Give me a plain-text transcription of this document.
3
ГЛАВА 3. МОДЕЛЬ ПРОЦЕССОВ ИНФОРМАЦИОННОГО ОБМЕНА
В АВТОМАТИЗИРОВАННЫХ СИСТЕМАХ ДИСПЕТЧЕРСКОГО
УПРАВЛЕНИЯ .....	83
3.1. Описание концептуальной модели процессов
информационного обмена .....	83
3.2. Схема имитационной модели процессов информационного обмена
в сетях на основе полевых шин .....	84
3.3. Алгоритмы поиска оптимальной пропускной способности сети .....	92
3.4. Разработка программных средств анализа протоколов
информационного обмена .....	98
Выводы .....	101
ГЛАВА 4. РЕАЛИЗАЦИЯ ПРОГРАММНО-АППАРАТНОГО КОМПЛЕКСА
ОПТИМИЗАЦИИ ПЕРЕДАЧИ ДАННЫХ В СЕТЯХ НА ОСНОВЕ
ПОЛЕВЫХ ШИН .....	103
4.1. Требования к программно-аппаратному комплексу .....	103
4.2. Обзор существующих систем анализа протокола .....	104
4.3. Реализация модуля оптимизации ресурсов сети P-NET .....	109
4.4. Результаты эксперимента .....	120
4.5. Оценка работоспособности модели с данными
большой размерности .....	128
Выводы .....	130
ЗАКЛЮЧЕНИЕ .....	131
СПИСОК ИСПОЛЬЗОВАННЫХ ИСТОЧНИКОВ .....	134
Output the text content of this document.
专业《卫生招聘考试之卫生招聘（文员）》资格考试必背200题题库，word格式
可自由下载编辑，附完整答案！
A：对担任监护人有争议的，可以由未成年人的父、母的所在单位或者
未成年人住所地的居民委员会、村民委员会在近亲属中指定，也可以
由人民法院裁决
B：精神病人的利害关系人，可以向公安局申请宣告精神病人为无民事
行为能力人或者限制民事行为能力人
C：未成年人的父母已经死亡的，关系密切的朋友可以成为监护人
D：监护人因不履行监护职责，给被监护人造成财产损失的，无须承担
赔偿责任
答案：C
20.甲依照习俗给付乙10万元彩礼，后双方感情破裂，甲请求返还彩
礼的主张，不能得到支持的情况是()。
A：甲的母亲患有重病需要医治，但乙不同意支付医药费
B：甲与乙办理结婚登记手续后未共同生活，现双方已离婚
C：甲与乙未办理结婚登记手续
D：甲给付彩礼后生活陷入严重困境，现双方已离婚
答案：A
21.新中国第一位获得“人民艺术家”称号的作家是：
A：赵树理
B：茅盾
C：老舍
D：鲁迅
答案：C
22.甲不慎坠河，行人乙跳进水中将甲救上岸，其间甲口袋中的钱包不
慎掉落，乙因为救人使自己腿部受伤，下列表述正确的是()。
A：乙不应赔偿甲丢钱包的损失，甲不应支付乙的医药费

····················

◆ TASK DIRECTIONS ◆
Reproduce the complete data exactly as presented above.

◆ RESULT BELOW ◆
Give me a plain-text transcription of this document.
3
ГЛАВА 3. МОДЕЛЬ ПРОЦЕССОВ ИНФОРМАЦИОННОГО ОБМЕНА
В АВТОМАТИЗИРОВАННЫХ СИСТЕМАХ ДИСПЕТЧЕРСКОГО
УПРАВЛЕНИЯ .....	83
3.1. Описание концептуальной модели процессов
информационного обмена .....	83
3.2. Схема имитационной модели процессов информационного обмена
в сетях на основе полевых шин .....	84
3.3. Алгоритмы поиска оптимальной пропускной способности сети .....	92
3.4. Разработка программных средств анализа протоколов
информационного обмена .....	98
Выводы .....	101
ГЛАВА 4. РЕАЛИЗАЦИЯ ПРОГРАММНО-АППАРАТНОГО КОМПЛЕКСА
ОПТИМИЗАЦИИ ПЕРЕДАЧИ ДАННЫХ В СЕТЯХ НА ОСНОВЕ
ПОЛЕВЫХ ШИН .....	103
4.1. Требования к программно-аппаратному комплексу .....	103
4.2. Обзор существующих систем анализа протокола .....	104
4.3. Реализация модуля оптимизации ресурсов сети P-NET .....	109
4.4. Результаты эксперимента .....	120
4.5. Оценка работоспособности модели с данными
большой размерности .....	128
Выводы .....	130
ЗАКЛЮЧЕНИЕ .....	131
СПИСОК ИСПОЛЬЗОВАННЫХ ИСТОЧНИКОВ .....	134
Output the text content of this document.
专业《卫生招聘考试之卫生招聘（文员）》资格考试必背200题题库，word格式
可自由下载编辑，附完整答案！
A：对担任监护人有争议的，可以由未成年人的父、母的所在单位或者
未成年人住所地的居民委员会、村民委员会在近亲属中指定，也可以
由人民法院裁决
B：精神病人的利害关系人，可以向公安局申请宣告精神病人为无民事
行为能力人或者限制民事行为能力人
C：未成年人的父母已经死亡的，关系密切的朋友可以成为监护人
D：监护人因不履行监护职责，给被监护人造成财产损失的，无须承担
赔偿责任
答案：C
20.甲依照习俗给付乙10万元彩礼，后双方感情破裂，甲请求返还彩
礼的主张，不能得到支持的情况是()。
A：甲的母亲患有重病需要医治，但乙不同意支付医药费
B：甲与乙办理结婚登记手续后未共同生活，现双方已离婚
C：甲与乙未办理结婚登记手续
D：甲给付彩礼后生活陷入严重困境，现双方已离婚
答案：A
21.新中国第一位获得“人民艺术家”称号的作家是：
A：赵树理
B：茅盾
C：老舍
D：鲁迅
答案：C
22.甲不慎坠河，行人乙跳进水中将甲救上岸，其间甲口袋中的钱包不
慎掉落，乙因为救人使自己腿部受伤，下列表述正确的是()。
A：乙不应赔偿甲丢钱包的损失，甲不应支付乙的医药费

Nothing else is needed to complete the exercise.